_WORK TO BE COMPLETED_
Among the entries, which lines carry the string "this"? Copy each of them.

=-=-=-=-=

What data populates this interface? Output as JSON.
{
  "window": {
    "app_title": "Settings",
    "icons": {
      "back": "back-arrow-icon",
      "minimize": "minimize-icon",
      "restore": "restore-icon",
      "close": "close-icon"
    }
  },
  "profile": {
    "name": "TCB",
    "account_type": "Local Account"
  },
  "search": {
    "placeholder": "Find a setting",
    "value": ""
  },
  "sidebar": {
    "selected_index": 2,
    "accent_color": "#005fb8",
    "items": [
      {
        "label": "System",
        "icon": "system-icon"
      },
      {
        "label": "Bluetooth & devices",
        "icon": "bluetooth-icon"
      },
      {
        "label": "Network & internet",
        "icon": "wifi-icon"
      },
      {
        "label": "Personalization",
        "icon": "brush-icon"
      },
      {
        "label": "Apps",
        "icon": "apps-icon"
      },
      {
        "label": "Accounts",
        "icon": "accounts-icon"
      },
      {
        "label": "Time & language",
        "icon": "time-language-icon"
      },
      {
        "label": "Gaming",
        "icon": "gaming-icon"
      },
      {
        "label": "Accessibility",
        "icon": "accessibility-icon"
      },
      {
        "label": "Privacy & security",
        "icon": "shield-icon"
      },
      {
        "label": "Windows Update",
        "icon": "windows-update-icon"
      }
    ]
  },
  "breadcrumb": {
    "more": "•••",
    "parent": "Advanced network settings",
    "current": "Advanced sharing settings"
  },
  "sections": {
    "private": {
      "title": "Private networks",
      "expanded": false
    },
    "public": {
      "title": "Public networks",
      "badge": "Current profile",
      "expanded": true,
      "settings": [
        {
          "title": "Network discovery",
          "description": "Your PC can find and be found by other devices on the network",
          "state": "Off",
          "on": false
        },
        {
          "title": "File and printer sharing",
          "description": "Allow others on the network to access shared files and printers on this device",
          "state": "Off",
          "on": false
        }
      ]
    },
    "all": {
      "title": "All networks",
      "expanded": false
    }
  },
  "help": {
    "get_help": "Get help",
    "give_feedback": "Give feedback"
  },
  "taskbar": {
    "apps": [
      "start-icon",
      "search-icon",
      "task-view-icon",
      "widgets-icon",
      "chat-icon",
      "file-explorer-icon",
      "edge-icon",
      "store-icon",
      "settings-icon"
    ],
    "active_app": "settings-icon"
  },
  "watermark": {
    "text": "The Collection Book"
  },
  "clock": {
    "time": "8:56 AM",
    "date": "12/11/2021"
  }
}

=-=-=-=-=

_COMPLETED EXERCISE_
What data populates this interface? Output as JSON.
          "description": "Allow others on the network to access shared files and printers on this device",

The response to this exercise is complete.